__TASK__:
Please give the count of lines holding the string "grid" and nothing besides.

[Stored items]

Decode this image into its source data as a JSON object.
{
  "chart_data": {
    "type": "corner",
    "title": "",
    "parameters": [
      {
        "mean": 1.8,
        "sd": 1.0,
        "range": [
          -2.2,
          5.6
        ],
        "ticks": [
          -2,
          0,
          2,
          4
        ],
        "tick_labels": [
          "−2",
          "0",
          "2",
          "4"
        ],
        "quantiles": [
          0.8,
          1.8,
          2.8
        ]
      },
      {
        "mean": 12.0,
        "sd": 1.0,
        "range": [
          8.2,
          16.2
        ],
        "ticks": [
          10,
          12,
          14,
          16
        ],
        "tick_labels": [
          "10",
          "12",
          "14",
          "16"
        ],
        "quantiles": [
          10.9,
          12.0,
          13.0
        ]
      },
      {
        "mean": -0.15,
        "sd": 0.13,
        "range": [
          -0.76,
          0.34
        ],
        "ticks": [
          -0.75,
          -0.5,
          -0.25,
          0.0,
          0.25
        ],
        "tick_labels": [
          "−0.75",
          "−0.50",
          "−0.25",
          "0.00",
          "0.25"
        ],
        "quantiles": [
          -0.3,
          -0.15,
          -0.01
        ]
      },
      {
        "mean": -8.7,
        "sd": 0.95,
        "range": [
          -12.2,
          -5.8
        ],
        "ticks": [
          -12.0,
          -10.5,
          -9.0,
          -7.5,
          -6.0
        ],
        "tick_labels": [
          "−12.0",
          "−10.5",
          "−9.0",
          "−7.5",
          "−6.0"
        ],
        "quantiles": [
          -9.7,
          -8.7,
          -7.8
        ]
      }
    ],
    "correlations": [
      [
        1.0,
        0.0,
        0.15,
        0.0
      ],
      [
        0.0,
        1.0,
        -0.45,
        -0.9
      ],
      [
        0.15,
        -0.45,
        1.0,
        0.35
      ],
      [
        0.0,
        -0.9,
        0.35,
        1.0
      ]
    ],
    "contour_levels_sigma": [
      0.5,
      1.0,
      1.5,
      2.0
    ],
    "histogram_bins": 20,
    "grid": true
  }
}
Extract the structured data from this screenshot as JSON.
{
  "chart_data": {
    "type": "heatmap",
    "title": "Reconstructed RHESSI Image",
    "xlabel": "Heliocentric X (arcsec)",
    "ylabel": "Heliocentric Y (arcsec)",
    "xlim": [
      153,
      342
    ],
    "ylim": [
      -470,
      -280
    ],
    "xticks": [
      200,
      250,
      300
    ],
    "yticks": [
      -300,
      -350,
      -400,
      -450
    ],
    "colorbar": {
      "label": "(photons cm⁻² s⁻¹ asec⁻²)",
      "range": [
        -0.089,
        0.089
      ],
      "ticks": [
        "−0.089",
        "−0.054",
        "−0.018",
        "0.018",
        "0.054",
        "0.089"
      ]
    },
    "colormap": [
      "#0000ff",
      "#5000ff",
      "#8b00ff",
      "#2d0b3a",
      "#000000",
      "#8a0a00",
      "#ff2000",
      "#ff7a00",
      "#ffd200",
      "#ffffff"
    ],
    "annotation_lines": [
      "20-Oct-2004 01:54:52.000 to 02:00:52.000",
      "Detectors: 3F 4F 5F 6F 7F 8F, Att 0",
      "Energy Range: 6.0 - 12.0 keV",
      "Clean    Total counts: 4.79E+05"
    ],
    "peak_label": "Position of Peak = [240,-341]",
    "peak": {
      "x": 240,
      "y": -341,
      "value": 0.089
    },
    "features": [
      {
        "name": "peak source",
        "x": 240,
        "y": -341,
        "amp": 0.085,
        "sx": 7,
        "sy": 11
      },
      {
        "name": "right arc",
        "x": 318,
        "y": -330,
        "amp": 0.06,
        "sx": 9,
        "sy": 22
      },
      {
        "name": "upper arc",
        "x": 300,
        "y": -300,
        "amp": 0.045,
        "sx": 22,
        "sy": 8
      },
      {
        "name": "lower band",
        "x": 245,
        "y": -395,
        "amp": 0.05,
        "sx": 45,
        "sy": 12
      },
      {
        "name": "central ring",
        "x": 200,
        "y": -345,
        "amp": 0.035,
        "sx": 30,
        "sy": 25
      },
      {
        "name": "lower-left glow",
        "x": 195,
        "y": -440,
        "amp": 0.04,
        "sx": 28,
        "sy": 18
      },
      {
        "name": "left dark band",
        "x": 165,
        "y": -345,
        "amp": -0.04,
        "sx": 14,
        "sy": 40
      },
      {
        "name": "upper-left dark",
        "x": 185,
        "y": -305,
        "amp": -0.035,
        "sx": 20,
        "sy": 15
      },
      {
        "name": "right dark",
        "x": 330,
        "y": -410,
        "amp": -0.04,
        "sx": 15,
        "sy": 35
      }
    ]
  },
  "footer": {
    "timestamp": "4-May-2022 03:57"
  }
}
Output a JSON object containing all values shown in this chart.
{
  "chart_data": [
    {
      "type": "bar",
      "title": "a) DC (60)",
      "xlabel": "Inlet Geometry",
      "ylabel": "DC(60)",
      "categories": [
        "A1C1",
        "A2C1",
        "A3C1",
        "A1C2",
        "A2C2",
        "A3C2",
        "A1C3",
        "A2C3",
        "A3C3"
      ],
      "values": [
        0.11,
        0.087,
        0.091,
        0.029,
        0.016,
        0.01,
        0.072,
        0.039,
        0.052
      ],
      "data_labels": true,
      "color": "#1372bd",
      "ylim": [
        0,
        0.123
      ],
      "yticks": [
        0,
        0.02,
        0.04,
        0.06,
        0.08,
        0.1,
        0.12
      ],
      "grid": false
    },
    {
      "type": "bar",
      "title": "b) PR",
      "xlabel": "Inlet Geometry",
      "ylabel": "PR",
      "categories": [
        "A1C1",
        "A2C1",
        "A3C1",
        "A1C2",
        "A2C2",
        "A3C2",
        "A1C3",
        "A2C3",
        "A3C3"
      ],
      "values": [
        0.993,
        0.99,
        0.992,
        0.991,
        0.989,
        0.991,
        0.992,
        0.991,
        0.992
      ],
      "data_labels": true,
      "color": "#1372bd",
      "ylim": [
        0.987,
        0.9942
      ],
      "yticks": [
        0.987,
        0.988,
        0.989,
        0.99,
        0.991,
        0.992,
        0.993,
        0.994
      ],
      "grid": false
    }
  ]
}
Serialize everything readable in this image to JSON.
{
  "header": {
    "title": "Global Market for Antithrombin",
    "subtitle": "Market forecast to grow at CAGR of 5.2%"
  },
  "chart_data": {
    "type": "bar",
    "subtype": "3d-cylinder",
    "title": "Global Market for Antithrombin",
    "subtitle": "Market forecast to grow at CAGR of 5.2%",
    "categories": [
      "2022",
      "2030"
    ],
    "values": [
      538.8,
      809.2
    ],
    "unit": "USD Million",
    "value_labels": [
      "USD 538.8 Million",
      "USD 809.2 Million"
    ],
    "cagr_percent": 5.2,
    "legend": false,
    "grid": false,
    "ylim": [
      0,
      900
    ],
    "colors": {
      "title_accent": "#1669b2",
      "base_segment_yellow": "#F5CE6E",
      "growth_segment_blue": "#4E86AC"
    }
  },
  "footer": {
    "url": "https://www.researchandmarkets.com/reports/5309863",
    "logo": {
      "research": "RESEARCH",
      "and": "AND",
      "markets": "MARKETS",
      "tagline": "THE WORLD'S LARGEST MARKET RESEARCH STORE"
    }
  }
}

__WRITTEN ANSWER__:
4